* [Stored data]
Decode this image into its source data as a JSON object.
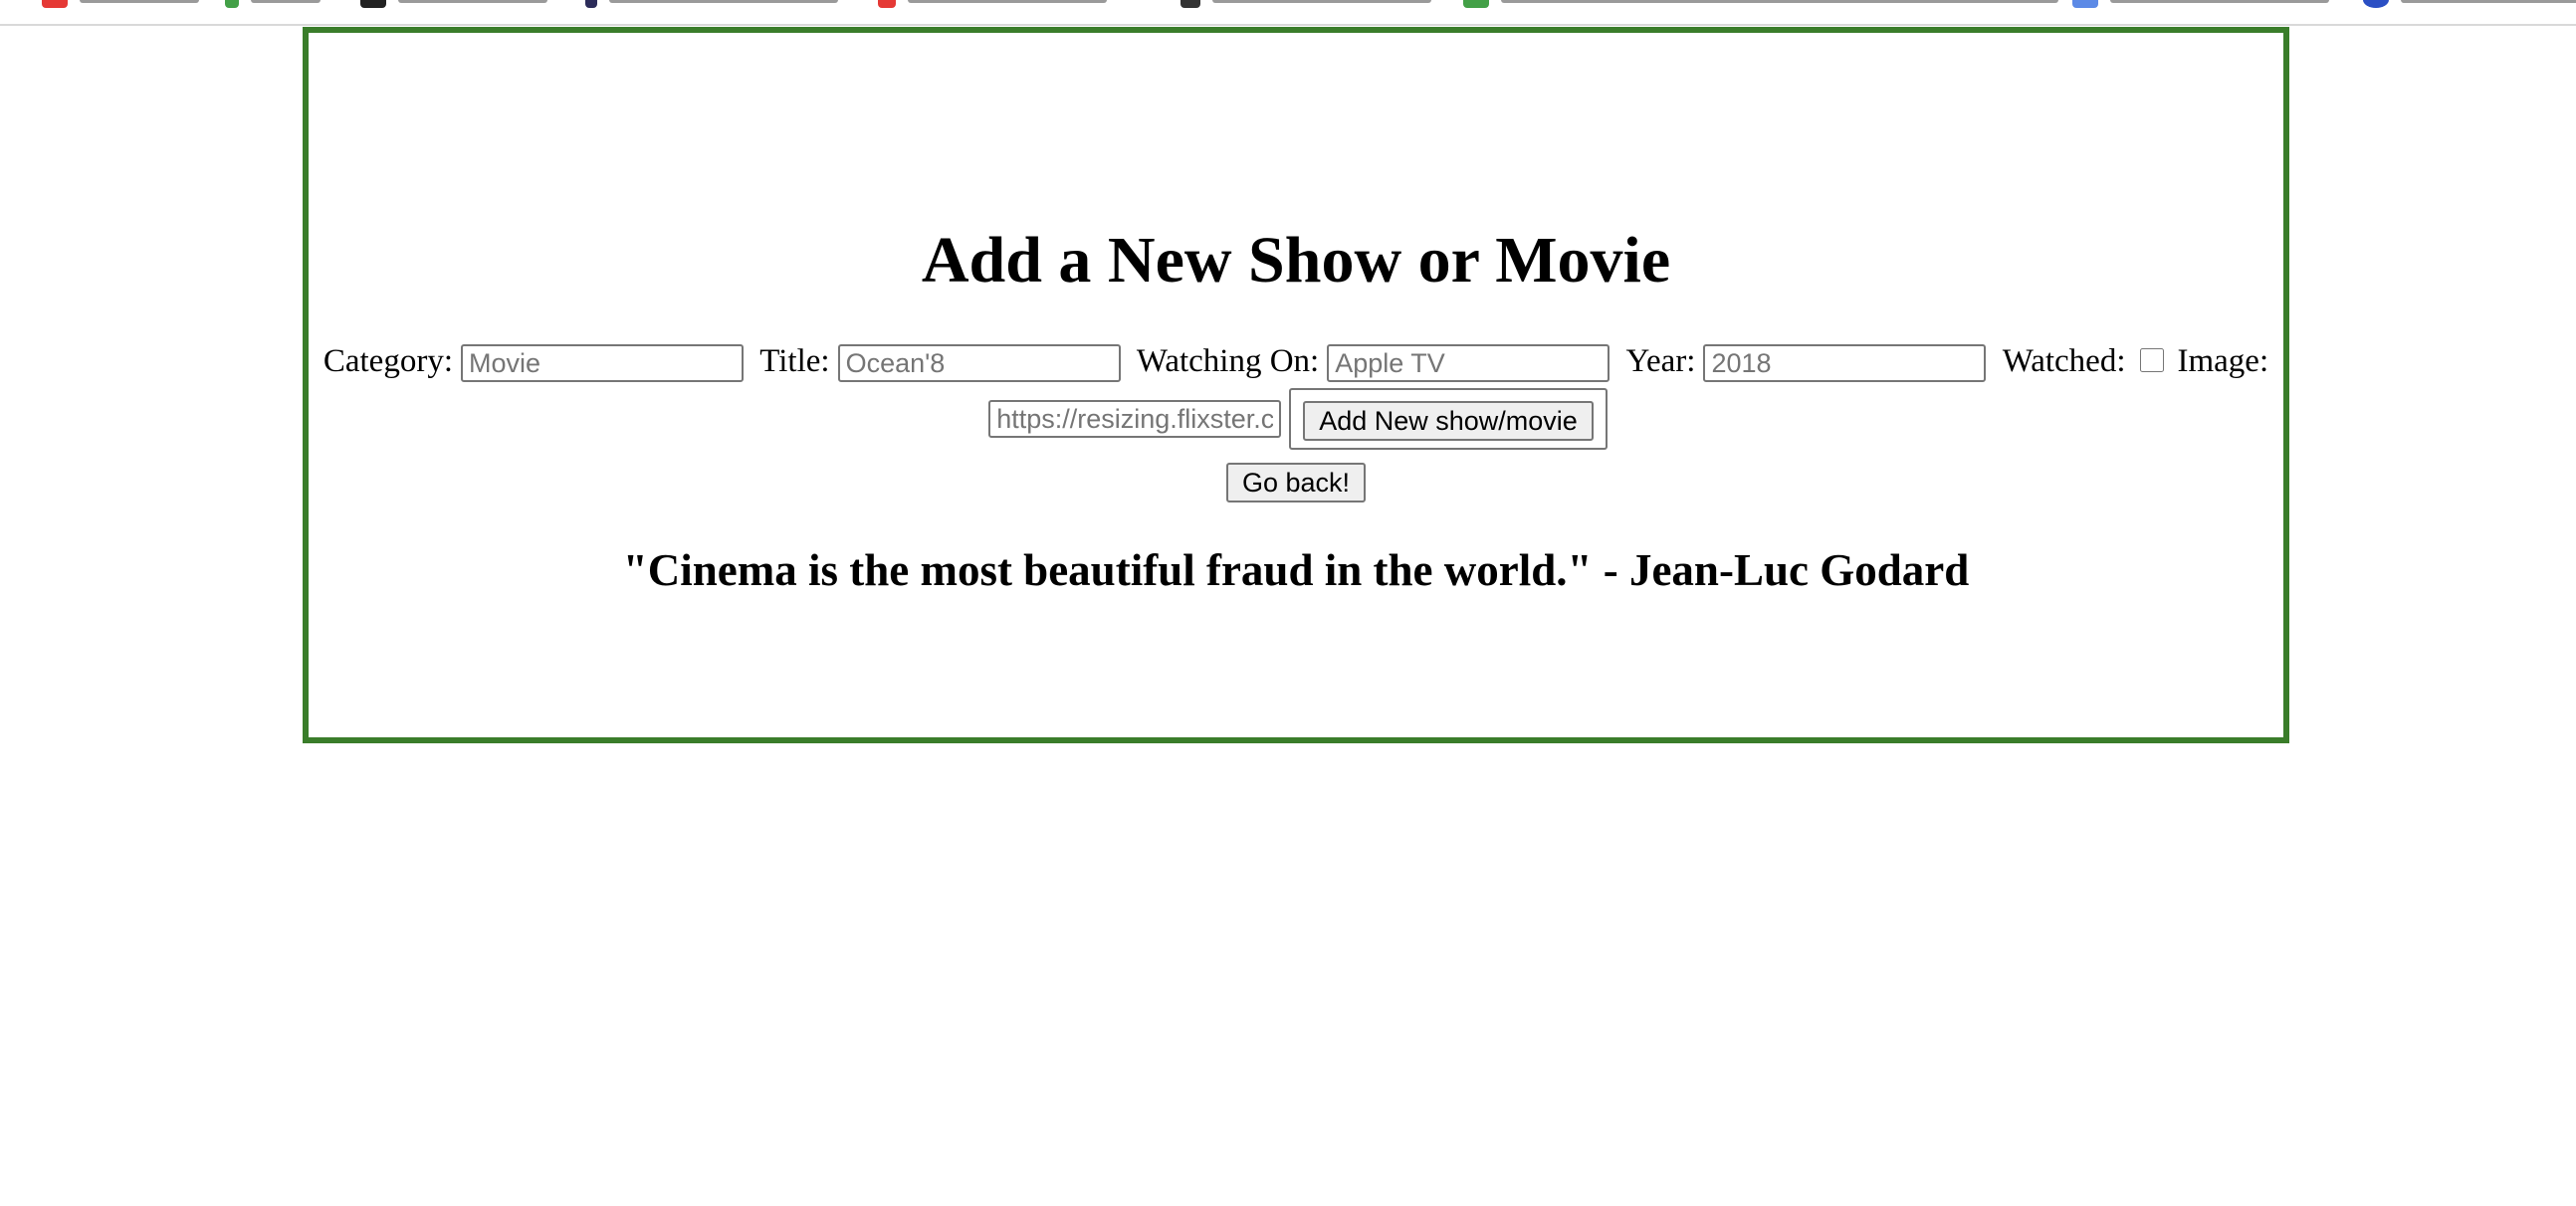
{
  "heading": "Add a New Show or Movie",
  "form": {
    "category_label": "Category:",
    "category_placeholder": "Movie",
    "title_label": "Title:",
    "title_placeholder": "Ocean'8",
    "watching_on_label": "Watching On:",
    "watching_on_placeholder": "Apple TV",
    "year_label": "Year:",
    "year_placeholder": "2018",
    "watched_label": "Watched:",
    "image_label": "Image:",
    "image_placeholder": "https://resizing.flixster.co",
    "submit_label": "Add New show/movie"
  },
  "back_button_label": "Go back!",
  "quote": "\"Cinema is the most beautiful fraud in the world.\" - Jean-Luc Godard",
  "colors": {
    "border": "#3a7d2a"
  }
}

* [Set task]
Repeat each entry precisely as it appears. Leave the pictures out.

* [Result of the task]
Decode this image into its source data as a JSON object.
{
  "heading": "Add a New Show or Movie",
  "form": {
    "category_label": "Category:",
    "category_placeholder": "Movie",
    "title_label": "Title:",
    "title_placeholder": "Ocean'8",
    "watching_on_label": "Watching On:",
    "watching_on_placeholder": "Apple TV",
    "year_label": "Year:",
    "year_placeholder": "2018",
    "watched_label": "Watched:",
    "image_label": "Image:",
    "image_placeholder": "https://resizing.flixster.co",
    "submit_label": "Add New show/movie"
  },
  "back_button_label": "Go back!",
  "quote": "\"Cinema is the most beautiful fraud in the world.\" - Jean-Luc Godard",
  "colors": {
    "border": "#3a7d2a"
  }
}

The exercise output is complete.